Dataset entries:
▬▬▬▬▬▬▬▬▬▬

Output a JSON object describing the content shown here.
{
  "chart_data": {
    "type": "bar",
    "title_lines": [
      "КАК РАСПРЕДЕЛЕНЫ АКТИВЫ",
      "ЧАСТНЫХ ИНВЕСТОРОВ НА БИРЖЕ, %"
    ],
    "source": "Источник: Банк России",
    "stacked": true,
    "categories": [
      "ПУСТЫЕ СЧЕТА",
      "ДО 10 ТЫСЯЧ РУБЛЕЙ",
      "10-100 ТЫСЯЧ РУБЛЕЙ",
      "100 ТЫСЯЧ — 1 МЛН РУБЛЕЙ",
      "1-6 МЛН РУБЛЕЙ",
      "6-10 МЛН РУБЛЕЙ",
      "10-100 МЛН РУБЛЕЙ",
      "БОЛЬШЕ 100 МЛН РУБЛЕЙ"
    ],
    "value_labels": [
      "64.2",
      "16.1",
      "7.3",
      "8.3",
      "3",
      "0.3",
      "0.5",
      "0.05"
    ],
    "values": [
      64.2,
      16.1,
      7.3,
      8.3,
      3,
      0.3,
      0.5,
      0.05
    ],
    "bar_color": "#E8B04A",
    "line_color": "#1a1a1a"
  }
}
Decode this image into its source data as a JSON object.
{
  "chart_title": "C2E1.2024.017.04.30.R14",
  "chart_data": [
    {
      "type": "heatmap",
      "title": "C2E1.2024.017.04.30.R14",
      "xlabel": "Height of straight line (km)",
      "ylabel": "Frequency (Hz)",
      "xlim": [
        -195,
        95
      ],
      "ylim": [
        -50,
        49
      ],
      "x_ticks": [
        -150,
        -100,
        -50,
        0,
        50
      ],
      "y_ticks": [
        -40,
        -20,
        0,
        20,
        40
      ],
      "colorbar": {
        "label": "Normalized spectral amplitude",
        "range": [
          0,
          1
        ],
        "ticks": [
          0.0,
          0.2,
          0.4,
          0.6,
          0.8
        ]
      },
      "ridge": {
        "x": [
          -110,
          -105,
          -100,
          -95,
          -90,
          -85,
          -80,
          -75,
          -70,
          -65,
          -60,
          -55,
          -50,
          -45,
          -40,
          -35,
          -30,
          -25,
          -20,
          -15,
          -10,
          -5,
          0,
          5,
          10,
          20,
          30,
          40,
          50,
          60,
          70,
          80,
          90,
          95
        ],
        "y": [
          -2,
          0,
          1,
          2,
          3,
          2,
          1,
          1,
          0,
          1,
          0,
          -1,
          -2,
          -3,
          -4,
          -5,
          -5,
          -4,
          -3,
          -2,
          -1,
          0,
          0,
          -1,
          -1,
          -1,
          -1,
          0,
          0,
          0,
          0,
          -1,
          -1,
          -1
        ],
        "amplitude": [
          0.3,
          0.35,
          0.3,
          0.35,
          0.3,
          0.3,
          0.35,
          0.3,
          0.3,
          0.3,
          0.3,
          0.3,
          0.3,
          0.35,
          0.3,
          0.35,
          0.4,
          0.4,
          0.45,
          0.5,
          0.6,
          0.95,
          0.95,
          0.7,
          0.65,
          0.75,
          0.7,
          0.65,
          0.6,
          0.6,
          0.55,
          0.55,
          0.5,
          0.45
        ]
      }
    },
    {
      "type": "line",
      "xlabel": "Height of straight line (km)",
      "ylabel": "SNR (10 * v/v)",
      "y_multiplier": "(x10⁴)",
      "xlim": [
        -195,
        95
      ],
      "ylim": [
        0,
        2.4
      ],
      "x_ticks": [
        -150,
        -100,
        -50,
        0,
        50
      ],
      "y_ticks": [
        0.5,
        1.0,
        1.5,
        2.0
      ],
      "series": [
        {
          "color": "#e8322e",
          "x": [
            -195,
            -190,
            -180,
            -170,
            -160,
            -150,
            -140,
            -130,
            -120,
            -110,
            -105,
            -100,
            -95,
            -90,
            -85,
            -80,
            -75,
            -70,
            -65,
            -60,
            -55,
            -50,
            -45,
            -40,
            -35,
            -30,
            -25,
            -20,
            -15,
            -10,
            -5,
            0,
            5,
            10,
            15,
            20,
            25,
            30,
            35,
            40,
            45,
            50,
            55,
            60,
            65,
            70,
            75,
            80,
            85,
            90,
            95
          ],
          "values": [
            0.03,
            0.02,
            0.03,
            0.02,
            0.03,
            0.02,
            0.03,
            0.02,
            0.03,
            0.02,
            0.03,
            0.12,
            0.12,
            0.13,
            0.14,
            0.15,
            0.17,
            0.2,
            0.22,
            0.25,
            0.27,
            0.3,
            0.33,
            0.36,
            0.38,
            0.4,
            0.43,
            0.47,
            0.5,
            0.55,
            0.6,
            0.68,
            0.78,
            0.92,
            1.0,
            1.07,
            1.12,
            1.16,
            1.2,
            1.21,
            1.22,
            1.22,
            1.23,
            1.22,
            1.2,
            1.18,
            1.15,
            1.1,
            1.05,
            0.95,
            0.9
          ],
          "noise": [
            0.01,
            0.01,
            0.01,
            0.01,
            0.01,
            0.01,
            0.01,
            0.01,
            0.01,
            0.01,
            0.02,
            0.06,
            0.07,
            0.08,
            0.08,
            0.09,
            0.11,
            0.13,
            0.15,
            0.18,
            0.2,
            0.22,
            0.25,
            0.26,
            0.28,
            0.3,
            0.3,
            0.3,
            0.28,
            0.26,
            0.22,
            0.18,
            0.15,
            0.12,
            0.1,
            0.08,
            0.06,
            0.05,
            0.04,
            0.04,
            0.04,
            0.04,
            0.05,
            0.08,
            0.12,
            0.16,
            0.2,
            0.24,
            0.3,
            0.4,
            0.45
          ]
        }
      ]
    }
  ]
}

▬▬▬▬▬▬▬▬▬▬

EXERCISE DESCRIPTION
From the first line to the last, retype the data exactly.

EXERCISE RESULT
Output a JSON object describing the content shown here.
{
  "chart_data": {
    "type": "bar",
    "title_lines": [
      "КАК РАСПРЕДЕЛЕНЫ АКТИВЫ",
      "ЧАСТНЫХ ИНВЕСТОРОВ НА БИРЖЕ, %"
    ],
    "source": "Источник: Банк России",
    "stacked": true,
    "categories": [
      "ПУСТЫЕ СЧЕТА",
      "ДО 10 ТЫСЯЧ РУБЛЕЙ",
      "10-100 ТЫСЯЧ РУБЛЕЙ",
      "100 ТЫСЯЧ — 1 МЛН РУБЛЕЙ",
      "1-6 МЛН РУБЛЕЙ",
      "6-10 МЛН РУБЛЕЙ",
      "10-100 МЛН РУБЛЕЙ",
      "БОЛЬШЕ 100 МЛН РУБЛЕЙ"
    ],
    "value_labels": [
      "64.2",
      "16.1",
      "7.3",
      "8.3",
      "3",
      "0.3",
      "0.5",
      "0.05"
    ],
    "values": [
      64.2,
      16.1,
      7.3,
      8.3,
      3,
      0.3,
      0.5,
      0.05
    ],
    "bar_color": "#E8B04A",
    "line_color": "#1a1a1a"
  }
}
Decode this image into its source data as a JSON object.
{
  "chart_title": "C2E1.2024.017.04.30.R14",
  "chart_data": [
    {
      "type": "heatmap",
      "title": "C2E1.2024.017.04.30.R14",
      "xlabel": "Height of straight line (km)",
      "ylabel": "Frequency (Hz)",
      "xlim": [
        -195,
        95
      ],
      "ylim": [
        -50,
        49
      ],
      "x_ticks": [
        -150,
        -100,
        -50,
        0,
        50
      ],
      "y_ticks": [
        -40,
        -20,
        0,
        20,
        40
      ],
      "colorbar": {
        "label": "Normalized spectral amplitude",
        "range": [
          0,
          1
        ],
        "ticks": [
          0.0,
          0.2,
          0.4,
          0.6,
          0.8
        ]
      },
      "ridge": {
        "x": [
          -110,
          -105,
          -100,
          -95,
          -90,
          -85,
          -80,
          -75,
          -70,
          -65,
          -60,
          -55,
          -50,
          -45,
          -40,
          -35,
          -30,
          -25,
          -20,
          -15,
          -10,
          -5,
          0,
          5,
          10,
          20,
          30,
          40,
          50,
          60,
          70,
          80,
          90,
          95
        ],
        "y": [
          -2,
          0,
          1,
          2,
          3,
          2,
          1,
          1,
          0,
          1,
          0,
          -1,
          -2,
          -3,
          -4,
          -5,
          -5,
          -4,
          -3,
          -2,
          -1,
          0,
          0,
          -1,
          -1,
          -1,
          -1,
          0,
          0,
          0,
          0,
          -1,
          -1,
          -1
        ],
        "amplitude": [
          0.3,
          0.35,
          0.3,
          0.35,
          0.3,
          0.3,
          0.35,
          0.3,
          0.3,
          0.3,
          0.3,
          0.3,
          0.3,
          0.35,
          0.3,
          0.35,
          0.4,
          0.4,
          0.45,
          0.5,
          0.6,
          0.95,
          0.95,
          0.7,
          0.65,
          0.75,
          0.7,
          0.65,
          0.6,
          0.6,
          0.55,
          0.55,
          0.5,
          0.45
        ]
      }
    },
    {
      "type": "line",
      "xlabel": "Height of straight line (km)",
      "ylabel": "SNR (10 * v/v)",
      "y_multiplier": "(x10⁴)",
      "xlim": [
        -195,
        95
      ],
      "ylim": [
        0,
        2.4
      ],
      "x_ticks": [
        -150,
        -100,
        -50,
        0,
        50
      ],
      "y_ticks": [
        0.5,
        1.0,
        1.5,
        2.0
      ],
      "series": [
        {
          "color": "#e8322e",
          "x": [
            -195,
            -190,
            -180,
            -170,
            -160,
            -150,
            -140,
            -130,
            -120,
            -110,
            -105,
            -100,
            -95,
            -90,
            -85,
            -80,
            -75,
            -70,
            -65,
            -60,
            -55,
            -50,
            -45,
            -40,
            -35,
            -30,
            -25,
            -20,
            -15,
            -10,
            -5,
            0,
            5,
            10,
            15,
            20,
            25,
            30,
            35,
            40,
            45,
            50,
            55,
            60,
            65,
            70,
            75,
            80,
            85,
            90,
            95
          ],
          "values": [
            0.03,
            0.02,
            0.03,
            0.02,
            0.03,
            0.02,
            0.03,
            0.02,
            0.03,
            0.02,
            0.03,
            0.12,
            0.12,
            0.13,
            0.14,
            0.15,
            0.17,
            0.2,
            0.22,
            0.25,
            0.27,
            0.3,
            0.33,
            0.36,
            0.38,
            0.4,
            0.43,
            0.47,
            0.5,
            0.55,
            0.6,
            0.68,
            0.78,
            0.92,
            1.0,
            1.07,
            1.12,
            1.16,
            1.2,
            1.21,
            1.22,
            1.22,
            1.23,
            1.22,
            1.2,
            1.18,
            1.15,
            1.1,
            1.05,
            0.95,
            0.9
          ],
          "noise": [
            0.01,
            0.01,
            0.01,
            0.01,
            0.01,
            0.01,
            0.01,
            0.01,
            0.01,
            0.01,
            0.02,
            0.06,
            0.07,
            0.08,
            0.08,
            0.09,
            0.11,
            0.13,
            0.15,
            0.18,
            0.2,
            0.22,
            0.25,
            0.26,
            0.28,
            0.3,
            0.3,
            0.3,
            0.28,
            0.26,
            0.22,
            0.18,
            0.15,
            0.12,
            0.1,
            0.08,
            0.06,
            0.05,
            0.04,
            0.04,
            0.04,
            0.04,
            0.05,
            0.08,
            0.12,
            0.16,
            0.2,
            0.24,
            0.3,
            0.4,
            0.45
          ]
        }
      ]
    }
  ]
}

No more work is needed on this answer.